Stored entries
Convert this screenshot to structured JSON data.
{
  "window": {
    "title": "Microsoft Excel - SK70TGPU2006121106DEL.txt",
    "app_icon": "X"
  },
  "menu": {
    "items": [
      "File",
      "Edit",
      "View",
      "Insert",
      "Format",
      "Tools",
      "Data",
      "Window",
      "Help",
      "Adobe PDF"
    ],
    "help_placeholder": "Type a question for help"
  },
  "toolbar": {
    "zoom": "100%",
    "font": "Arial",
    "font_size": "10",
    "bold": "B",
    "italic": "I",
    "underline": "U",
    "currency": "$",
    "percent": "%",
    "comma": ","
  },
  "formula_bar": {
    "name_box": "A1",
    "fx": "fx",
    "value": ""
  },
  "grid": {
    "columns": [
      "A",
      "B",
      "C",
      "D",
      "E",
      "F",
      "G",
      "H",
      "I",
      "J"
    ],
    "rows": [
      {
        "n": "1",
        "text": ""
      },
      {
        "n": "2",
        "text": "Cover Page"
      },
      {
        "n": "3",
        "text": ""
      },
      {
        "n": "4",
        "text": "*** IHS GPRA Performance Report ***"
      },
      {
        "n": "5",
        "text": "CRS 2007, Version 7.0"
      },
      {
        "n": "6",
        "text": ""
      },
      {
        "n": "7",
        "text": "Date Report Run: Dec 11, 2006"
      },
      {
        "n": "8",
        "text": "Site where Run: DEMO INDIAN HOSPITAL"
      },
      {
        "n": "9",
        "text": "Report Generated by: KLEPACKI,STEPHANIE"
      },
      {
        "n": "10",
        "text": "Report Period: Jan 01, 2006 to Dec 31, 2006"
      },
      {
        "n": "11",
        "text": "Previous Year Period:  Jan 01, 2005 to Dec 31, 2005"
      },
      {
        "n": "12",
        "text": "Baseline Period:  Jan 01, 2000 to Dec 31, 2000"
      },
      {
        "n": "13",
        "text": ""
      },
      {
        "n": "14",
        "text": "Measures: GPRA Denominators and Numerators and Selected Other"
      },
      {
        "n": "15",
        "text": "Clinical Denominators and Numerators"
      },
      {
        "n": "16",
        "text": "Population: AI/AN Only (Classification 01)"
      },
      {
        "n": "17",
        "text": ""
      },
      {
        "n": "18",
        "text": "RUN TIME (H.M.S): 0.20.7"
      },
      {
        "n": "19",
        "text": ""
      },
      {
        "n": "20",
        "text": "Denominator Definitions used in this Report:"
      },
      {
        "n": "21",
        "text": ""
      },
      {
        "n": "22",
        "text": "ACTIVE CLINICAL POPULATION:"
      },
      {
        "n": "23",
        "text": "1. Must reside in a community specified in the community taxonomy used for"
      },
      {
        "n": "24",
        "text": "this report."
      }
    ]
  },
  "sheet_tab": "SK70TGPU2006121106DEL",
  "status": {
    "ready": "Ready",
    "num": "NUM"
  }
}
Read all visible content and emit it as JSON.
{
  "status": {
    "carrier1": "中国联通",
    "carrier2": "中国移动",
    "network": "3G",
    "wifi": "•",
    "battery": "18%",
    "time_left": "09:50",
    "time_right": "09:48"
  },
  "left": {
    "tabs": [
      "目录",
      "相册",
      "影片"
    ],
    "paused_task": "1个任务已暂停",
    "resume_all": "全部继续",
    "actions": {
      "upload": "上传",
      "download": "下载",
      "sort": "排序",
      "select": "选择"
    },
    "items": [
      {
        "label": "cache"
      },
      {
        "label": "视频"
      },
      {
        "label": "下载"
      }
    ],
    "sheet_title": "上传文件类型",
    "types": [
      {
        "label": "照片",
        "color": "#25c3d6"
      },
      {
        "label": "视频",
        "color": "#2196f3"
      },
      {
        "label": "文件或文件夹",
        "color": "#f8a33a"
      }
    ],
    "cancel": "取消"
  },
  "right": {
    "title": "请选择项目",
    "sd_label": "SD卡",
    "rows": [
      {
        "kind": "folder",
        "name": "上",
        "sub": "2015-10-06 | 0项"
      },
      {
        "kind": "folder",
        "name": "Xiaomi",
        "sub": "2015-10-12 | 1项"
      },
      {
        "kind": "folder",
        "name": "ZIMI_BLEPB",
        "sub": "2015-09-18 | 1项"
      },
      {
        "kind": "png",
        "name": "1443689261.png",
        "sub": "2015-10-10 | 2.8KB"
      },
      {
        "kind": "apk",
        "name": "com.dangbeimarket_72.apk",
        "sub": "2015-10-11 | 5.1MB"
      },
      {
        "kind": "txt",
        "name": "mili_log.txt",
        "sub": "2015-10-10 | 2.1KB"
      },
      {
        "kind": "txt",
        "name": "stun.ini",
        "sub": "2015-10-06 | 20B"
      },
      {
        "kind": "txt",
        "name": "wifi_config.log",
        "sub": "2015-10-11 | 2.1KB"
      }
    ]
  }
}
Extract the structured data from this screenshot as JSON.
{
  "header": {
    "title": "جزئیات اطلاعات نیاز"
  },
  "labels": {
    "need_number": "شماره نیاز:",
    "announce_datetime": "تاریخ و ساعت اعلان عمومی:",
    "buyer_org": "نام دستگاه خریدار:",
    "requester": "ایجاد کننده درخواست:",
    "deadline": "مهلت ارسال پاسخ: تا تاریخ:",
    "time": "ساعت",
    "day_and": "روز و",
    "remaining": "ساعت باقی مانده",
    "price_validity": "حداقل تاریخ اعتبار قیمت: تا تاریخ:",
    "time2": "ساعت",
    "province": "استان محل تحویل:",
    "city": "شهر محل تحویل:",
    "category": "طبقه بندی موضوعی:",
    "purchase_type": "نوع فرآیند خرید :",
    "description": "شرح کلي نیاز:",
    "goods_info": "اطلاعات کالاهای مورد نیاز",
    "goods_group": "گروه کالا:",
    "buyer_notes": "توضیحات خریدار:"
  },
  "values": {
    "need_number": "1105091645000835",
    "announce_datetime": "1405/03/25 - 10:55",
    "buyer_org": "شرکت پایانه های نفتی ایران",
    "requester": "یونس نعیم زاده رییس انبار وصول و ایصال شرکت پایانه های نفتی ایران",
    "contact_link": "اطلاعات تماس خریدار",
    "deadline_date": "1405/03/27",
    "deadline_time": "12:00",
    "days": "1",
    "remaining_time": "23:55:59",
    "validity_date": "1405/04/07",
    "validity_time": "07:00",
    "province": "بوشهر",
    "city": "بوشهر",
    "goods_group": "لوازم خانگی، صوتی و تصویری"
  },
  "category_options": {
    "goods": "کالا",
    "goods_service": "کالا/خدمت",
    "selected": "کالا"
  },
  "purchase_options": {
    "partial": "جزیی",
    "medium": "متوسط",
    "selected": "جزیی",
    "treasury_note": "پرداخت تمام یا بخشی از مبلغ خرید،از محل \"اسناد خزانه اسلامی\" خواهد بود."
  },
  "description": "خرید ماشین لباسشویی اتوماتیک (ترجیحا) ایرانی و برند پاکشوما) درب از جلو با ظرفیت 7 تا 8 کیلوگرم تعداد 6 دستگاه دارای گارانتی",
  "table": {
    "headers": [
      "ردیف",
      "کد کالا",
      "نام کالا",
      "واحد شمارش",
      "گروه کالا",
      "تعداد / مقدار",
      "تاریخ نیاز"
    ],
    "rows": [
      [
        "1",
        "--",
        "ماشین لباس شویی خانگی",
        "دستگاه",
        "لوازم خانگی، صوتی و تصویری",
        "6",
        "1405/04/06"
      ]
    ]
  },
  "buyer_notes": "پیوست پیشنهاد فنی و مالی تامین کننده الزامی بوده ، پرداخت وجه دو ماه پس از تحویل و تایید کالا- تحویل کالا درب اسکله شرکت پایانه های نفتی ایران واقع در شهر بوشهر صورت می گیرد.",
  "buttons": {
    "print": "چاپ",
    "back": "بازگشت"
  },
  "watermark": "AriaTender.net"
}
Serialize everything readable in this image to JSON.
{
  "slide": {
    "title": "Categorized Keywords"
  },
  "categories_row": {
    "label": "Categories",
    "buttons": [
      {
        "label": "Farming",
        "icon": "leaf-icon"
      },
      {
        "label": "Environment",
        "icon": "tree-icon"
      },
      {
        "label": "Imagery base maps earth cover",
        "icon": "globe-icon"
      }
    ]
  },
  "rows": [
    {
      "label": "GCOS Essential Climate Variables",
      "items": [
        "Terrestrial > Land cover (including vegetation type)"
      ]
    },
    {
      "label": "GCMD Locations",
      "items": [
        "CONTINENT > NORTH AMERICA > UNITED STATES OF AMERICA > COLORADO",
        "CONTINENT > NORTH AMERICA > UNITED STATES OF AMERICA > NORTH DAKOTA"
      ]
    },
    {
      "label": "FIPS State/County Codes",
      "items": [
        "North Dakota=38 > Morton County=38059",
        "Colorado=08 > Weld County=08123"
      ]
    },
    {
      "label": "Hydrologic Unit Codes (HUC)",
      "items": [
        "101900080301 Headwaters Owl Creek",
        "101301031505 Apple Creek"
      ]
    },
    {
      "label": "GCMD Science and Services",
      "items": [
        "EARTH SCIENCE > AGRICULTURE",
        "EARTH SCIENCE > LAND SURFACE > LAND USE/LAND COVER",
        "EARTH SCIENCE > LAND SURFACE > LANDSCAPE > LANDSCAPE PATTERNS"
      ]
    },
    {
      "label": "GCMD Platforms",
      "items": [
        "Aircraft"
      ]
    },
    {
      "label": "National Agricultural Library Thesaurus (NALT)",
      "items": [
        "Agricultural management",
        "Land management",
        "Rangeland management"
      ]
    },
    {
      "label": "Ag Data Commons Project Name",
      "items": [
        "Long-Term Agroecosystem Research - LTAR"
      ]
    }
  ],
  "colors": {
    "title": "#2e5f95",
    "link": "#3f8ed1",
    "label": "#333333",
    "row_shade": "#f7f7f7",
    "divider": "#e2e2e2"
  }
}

- _Required task_: Report only how many lines in the entries contain "خریدار".

- _Result_: 3